# Stated goal
Reproduce everything from the start of the material down to the line containing "data-label: 8 [359,255,365,265]", swapping "Number at risk" for "At-risk count" and leaving everything else as it is.

# Dataset records
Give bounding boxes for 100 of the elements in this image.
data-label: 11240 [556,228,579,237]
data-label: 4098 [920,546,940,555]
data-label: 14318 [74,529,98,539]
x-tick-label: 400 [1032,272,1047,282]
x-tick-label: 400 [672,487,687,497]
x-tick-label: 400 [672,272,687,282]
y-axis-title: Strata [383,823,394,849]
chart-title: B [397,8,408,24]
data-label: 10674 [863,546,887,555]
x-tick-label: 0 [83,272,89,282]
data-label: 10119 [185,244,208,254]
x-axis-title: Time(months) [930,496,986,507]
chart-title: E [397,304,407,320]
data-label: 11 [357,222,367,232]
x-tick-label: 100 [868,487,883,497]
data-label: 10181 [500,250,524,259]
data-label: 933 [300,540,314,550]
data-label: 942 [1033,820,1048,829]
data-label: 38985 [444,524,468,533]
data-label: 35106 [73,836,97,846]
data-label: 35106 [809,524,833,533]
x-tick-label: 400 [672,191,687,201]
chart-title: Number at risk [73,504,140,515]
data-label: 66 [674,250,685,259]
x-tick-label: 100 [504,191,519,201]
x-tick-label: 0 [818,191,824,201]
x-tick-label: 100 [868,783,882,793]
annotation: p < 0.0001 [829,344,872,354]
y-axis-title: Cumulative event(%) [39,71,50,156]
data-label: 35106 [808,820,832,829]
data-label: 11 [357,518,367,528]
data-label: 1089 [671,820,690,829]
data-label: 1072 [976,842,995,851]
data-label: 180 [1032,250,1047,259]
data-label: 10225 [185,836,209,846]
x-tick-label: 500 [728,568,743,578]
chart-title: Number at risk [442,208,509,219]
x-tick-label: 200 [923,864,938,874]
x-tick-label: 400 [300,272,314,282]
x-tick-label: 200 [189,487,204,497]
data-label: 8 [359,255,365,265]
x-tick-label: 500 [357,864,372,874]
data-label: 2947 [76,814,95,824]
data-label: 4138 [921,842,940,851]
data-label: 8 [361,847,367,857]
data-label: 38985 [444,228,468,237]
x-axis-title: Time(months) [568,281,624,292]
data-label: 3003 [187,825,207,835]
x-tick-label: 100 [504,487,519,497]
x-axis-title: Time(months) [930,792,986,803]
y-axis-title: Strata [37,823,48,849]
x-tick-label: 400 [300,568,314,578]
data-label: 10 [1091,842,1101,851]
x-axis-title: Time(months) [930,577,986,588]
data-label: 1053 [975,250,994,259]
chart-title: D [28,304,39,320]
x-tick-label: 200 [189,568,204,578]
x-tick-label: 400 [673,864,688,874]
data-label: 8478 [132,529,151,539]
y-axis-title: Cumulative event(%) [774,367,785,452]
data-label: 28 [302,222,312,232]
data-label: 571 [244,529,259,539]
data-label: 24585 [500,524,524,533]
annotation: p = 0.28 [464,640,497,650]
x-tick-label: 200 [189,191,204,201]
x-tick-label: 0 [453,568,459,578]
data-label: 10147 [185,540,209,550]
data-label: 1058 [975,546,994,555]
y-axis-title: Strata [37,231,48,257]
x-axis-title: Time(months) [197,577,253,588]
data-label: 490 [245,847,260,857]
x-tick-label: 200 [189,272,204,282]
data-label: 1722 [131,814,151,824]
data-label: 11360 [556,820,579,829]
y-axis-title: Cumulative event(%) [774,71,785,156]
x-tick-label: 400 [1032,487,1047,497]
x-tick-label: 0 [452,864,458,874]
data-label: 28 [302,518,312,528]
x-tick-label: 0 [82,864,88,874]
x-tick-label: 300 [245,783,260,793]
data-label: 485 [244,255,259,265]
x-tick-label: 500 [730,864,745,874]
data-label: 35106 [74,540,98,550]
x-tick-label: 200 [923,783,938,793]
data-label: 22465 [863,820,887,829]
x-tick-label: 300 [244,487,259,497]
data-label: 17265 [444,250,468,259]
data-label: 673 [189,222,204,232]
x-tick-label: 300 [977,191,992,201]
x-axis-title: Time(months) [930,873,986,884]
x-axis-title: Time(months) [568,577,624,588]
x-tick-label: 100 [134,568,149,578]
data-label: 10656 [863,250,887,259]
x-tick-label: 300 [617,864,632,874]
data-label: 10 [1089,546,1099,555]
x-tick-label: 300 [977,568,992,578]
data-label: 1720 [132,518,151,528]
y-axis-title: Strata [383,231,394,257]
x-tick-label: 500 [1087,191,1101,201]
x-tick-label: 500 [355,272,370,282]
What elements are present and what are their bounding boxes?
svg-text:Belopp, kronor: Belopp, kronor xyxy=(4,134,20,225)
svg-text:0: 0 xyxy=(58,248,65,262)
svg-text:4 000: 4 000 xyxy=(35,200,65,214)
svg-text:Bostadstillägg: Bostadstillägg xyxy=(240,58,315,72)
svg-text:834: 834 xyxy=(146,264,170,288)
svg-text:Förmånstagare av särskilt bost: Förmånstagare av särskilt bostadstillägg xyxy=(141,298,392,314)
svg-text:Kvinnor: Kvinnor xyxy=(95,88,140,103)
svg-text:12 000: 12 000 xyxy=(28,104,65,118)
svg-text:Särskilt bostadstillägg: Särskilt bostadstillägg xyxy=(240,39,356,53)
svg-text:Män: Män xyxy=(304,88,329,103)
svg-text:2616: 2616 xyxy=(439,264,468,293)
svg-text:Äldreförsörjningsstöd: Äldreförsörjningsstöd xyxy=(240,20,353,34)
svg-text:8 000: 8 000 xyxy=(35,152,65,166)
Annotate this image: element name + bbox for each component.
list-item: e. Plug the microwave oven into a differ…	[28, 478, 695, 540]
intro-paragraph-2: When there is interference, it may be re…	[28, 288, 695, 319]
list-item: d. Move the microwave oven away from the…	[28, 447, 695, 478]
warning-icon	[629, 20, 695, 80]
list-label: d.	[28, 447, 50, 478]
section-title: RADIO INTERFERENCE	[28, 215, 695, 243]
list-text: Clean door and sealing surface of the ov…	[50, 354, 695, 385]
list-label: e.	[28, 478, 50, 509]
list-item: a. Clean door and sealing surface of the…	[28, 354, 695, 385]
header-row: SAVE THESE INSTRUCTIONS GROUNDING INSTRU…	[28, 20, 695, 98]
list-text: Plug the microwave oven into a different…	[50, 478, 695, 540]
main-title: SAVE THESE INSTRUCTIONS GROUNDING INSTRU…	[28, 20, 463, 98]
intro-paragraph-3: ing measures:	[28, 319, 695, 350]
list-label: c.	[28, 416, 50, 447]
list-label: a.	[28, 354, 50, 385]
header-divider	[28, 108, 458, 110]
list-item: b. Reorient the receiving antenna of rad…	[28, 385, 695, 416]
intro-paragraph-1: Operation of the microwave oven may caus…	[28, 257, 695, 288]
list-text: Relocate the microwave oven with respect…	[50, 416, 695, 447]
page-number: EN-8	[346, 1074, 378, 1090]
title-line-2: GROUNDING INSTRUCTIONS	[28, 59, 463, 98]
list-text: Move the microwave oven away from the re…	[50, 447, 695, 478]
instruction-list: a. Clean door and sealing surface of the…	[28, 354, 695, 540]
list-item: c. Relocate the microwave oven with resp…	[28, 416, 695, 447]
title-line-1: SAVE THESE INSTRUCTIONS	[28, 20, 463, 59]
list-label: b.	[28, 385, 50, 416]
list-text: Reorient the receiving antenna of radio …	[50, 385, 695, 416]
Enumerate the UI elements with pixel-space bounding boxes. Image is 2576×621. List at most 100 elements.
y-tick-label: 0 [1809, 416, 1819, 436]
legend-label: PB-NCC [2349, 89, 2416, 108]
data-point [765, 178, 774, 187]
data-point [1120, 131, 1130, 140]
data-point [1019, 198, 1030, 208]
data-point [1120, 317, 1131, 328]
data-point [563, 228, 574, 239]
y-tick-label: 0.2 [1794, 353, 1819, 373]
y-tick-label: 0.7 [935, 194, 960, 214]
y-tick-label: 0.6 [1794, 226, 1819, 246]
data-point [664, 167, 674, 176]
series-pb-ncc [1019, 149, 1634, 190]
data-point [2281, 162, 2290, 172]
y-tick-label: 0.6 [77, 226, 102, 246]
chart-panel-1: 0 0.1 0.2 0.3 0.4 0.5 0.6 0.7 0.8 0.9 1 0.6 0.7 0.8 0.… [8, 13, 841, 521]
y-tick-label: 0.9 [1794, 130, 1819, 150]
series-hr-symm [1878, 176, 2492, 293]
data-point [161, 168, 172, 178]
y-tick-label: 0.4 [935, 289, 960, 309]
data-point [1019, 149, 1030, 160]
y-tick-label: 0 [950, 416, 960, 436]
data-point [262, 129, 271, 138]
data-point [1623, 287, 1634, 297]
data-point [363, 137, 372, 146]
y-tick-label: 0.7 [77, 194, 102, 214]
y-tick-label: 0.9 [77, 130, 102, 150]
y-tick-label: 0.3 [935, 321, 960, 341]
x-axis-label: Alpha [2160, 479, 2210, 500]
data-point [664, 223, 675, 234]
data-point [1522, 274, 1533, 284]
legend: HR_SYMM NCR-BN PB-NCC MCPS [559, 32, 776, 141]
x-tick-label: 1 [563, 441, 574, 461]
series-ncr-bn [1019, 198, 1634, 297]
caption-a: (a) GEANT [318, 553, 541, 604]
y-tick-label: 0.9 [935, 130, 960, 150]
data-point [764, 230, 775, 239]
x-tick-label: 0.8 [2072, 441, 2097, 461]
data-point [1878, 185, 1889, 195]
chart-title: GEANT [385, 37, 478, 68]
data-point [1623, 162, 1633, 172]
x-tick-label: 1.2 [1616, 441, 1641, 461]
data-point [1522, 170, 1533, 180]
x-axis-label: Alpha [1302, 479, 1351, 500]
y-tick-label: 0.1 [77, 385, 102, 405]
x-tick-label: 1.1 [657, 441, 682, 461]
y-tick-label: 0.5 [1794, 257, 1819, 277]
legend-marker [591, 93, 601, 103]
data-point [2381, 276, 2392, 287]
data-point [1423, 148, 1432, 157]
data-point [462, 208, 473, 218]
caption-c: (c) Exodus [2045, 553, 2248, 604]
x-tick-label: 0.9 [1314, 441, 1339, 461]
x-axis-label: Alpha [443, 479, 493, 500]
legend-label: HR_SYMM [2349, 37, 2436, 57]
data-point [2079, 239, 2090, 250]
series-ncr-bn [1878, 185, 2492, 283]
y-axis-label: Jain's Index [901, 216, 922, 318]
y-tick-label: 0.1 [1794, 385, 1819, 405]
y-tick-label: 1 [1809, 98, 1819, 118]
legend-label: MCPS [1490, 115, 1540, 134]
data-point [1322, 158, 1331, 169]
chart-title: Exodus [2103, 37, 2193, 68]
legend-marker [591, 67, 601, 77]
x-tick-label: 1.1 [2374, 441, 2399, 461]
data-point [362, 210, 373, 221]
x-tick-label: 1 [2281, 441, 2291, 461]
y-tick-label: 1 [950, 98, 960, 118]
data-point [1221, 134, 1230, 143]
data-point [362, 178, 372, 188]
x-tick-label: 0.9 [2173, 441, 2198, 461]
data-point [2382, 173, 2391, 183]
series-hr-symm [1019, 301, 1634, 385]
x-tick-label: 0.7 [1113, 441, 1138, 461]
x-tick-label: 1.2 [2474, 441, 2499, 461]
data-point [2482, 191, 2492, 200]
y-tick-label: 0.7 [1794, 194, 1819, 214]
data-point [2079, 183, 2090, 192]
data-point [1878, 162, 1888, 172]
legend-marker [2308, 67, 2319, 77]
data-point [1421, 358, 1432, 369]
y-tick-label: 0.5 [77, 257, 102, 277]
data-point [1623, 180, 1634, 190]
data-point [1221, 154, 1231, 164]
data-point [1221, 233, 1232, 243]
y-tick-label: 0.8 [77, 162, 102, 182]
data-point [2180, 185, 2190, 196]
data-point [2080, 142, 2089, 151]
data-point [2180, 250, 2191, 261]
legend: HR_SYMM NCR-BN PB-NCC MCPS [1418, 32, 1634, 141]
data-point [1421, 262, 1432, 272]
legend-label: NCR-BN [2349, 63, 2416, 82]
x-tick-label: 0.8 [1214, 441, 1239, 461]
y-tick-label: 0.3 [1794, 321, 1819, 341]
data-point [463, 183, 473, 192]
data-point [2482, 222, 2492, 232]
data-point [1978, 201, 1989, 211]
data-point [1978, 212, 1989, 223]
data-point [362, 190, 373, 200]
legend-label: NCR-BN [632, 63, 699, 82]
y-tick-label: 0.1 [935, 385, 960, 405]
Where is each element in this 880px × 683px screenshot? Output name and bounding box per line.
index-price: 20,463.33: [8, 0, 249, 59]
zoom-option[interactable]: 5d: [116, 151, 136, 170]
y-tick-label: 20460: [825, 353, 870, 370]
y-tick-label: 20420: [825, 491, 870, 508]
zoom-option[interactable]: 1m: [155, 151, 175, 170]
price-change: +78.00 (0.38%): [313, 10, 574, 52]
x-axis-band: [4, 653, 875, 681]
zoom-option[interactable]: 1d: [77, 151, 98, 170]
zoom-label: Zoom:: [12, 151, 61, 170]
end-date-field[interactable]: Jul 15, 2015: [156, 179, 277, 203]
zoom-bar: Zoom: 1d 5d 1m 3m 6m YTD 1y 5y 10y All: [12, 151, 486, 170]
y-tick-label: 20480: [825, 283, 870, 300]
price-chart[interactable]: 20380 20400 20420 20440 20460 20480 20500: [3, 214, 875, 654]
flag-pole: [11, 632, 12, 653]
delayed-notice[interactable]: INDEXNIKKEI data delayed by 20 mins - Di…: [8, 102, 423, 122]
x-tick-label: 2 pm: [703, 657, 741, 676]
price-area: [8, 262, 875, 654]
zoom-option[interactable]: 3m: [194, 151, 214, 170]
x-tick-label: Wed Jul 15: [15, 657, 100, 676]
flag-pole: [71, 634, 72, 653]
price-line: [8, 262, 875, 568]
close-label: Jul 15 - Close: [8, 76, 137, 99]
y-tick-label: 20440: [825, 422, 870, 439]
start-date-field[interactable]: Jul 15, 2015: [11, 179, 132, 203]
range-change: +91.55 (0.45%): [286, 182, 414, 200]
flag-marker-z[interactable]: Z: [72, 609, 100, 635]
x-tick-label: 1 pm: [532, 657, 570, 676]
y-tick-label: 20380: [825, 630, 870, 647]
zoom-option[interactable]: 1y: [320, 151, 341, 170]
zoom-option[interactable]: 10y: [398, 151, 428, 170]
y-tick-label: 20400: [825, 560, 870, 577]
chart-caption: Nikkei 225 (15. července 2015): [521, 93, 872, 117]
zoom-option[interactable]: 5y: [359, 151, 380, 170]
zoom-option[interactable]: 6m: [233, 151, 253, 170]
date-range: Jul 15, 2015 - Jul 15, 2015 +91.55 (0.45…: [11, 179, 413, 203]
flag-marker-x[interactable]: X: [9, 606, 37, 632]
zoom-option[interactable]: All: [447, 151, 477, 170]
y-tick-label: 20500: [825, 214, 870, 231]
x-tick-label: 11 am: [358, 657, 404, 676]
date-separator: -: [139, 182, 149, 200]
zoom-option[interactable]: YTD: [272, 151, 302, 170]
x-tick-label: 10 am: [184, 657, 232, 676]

# Answer to this problem
Give bounding boxes for 100 of the elements in this image.
data-label: 11240 [556,228,579,237]
data-label: 4098 [920,546,940,555]
data-label: 14318 [74,529,98,539]
x-tick-label: 400 [1032,272,1047,282]
x-tick-label: 400 [672,487,687,497]
x-tick-label: 400 [672,272,687,282]
y-axis-title: Strata [383,823,394,849]
chart-title: B [397,8,408,24]
data-label: 10674 [863,546,887,555]
x-tick-label: 0 [83,272,89,282]
data-label: 10119 [185,244,208,254]
x-axis-title: Time(months) [930,496,986,507]
chart-title: E [397,304,407,320]
data-label: 11 [357,222,367,232]
x-tick-label: 100 [868,487,883,497]
data-label: 10181 [500,250,524,259]
data-label: 933 [300,540,314,550]
data-label: 942 [1033,820,1048,829]
data-label: 38985 [444,524,468,533]
data-label: 35106 [73,836,97,846]
data-label: 35106 [809,524,833,533]
x-tick-label: 400 [672,191,687,201]
chart-title: At-risk count [73,504,140,515]
data-label: 66 [674,250,685,259]
x-tick-label: 100 [504,191,519,201]
x-tick-label: 0 [818,191,824,201]
x-tick-label: 100 [868,783,882,793]
annotation: p < 0.0001 [829,344,872,354]
y-axis-title: Cumulative event(%) [39,71,50,156]
data-label: 35106 [808,820,832,829]
data-label: 11 [357,518,367,528]
data-label: 1089 [671,820,690,829]
data-label: 1072 [976,842,995,851]
data-label: 180 [1032,250,1047,259]
data-label: 10225 [185,836,209,846]
x-tick-label: 500 [728,568,743,578]
chart-title: At-risk count [442,208,509,219]
x-tick-label: 200 [923,864,938,874]
x-tick-label: 400 [300,272,314,282]
x-tick-label: 200 [189,487,204,497]
data-label: 8 [359,255,365,265]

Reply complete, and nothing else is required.